- **YOUR INSTRUCTIONS**:
Find each line holding "description" and copy it out.

- **MATERIAL PROVIDED**:
-- Begin --

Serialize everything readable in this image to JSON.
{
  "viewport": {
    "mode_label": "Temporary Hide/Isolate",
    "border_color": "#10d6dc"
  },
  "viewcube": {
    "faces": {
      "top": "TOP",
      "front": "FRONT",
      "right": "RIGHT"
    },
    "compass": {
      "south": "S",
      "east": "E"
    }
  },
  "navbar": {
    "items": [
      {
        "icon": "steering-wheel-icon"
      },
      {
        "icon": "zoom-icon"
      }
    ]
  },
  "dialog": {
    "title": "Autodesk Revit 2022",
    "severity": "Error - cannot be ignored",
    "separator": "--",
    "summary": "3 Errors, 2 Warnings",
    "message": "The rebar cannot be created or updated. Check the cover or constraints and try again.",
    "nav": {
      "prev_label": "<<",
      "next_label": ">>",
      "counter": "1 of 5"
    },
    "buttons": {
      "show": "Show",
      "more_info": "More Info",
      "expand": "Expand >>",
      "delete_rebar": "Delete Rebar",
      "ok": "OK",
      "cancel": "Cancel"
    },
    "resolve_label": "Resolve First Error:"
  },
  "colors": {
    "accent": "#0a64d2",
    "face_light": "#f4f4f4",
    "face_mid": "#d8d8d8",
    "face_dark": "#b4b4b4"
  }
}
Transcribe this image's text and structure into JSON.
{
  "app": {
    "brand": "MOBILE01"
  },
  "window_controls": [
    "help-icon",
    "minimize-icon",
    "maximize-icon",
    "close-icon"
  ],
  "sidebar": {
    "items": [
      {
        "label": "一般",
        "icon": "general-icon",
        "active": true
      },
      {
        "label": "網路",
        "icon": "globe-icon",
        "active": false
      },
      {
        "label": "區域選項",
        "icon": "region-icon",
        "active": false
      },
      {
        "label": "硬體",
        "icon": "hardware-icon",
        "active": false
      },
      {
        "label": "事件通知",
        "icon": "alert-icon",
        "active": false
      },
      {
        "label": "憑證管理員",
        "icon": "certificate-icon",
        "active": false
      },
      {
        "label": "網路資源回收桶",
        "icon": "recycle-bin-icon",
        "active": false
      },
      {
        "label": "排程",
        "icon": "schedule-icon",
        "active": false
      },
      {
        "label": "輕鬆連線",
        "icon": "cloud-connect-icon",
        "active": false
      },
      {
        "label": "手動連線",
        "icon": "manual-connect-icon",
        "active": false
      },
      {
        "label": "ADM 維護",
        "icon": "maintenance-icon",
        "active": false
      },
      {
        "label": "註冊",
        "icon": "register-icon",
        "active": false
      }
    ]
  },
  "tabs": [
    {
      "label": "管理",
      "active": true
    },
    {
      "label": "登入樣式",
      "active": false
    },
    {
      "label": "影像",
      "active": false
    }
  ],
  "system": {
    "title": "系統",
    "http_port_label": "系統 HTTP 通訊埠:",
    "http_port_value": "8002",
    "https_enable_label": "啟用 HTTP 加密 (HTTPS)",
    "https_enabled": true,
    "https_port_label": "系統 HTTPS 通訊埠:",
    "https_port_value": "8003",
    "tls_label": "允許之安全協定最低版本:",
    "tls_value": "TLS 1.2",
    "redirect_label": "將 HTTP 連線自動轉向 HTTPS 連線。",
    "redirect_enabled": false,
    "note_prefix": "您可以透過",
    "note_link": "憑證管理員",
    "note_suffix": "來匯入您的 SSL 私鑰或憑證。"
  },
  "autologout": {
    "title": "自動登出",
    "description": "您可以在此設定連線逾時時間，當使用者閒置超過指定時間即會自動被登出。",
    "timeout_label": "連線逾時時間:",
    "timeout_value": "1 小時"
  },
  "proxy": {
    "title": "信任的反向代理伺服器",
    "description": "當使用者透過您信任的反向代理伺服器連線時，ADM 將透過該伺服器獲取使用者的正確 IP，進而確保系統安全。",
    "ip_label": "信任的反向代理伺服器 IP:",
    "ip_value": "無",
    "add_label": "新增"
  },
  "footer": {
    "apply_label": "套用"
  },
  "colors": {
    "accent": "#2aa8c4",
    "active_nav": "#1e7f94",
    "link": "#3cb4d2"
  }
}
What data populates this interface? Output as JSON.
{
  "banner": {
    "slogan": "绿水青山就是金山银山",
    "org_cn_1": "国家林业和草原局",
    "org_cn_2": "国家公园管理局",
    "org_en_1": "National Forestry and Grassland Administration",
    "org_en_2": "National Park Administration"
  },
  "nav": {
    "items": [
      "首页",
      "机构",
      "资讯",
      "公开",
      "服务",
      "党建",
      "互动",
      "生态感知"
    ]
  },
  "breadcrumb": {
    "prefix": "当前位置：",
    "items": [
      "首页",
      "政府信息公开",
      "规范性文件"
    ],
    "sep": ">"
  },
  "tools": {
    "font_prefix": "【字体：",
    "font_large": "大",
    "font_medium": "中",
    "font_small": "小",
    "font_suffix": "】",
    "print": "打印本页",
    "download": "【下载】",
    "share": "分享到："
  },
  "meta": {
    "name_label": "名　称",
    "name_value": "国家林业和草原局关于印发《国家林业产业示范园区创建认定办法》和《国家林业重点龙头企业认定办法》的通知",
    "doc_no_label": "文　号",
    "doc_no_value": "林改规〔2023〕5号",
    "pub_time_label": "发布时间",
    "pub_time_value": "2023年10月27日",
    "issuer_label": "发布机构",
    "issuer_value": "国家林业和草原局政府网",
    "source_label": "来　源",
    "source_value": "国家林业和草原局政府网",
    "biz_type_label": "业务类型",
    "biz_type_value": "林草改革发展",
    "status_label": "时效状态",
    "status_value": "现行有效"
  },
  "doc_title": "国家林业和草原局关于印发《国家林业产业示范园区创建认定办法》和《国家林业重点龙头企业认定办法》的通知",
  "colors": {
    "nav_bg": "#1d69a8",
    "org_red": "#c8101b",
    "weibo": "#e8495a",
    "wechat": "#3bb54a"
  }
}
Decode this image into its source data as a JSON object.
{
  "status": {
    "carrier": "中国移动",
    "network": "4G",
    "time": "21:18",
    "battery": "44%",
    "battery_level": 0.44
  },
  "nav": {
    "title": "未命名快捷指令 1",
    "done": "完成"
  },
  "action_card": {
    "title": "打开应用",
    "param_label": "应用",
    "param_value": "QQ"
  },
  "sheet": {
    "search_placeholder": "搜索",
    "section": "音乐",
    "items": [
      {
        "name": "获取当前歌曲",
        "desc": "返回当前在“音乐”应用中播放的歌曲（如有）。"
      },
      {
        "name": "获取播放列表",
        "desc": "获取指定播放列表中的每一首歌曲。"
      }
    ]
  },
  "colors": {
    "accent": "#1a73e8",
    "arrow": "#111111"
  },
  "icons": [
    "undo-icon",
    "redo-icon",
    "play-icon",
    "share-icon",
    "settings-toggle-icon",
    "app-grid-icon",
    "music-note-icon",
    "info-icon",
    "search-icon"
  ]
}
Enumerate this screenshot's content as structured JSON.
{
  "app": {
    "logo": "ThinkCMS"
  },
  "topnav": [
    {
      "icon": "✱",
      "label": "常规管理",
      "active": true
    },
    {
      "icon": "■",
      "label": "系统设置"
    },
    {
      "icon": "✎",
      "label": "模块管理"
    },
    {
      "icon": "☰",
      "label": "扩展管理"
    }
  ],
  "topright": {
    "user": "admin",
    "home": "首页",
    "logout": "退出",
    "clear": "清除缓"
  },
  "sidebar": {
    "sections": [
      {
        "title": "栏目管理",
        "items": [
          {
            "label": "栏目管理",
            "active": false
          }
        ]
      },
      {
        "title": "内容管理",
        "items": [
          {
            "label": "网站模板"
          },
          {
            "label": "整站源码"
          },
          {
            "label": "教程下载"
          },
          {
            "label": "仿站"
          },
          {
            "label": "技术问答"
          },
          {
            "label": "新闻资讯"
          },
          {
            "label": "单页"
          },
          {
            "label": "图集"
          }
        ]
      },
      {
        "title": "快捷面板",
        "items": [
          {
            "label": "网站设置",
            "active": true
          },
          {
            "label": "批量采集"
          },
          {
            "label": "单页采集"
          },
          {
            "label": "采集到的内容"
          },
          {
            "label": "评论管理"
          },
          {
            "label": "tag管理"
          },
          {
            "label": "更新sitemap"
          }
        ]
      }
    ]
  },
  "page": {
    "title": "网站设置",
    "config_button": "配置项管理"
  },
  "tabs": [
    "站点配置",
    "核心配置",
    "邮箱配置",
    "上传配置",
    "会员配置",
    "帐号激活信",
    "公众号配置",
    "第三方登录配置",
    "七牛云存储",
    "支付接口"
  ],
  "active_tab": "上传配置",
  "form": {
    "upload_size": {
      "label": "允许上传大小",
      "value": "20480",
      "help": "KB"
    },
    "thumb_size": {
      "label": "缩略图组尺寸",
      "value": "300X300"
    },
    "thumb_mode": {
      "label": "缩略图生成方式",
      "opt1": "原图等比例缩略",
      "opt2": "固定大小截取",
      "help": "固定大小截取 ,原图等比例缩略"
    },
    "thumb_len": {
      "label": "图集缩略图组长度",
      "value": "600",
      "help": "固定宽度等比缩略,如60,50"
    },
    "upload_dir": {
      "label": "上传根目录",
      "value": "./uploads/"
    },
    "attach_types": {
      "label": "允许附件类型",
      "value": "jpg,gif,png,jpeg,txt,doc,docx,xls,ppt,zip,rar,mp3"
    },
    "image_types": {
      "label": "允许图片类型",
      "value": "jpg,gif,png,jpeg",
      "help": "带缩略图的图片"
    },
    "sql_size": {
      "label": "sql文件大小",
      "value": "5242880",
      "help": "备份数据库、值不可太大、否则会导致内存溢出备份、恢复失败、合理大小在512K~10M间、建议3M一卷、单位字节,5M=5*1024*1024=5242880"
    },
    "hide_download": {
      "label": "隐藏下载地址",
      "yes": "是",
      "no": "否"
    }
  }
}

-- End --

- **COMPLETE OUTPUT**:
    "description": "您可以在此設定連線逾時時間，當使用者閒置超過指定時間即會自動被登出。",
    "description": "當使用者透過您信任的反向代理伺服器連線時，ADM 將透過該伺服器獲取使用者的正確 IP，進而確保系統安全。",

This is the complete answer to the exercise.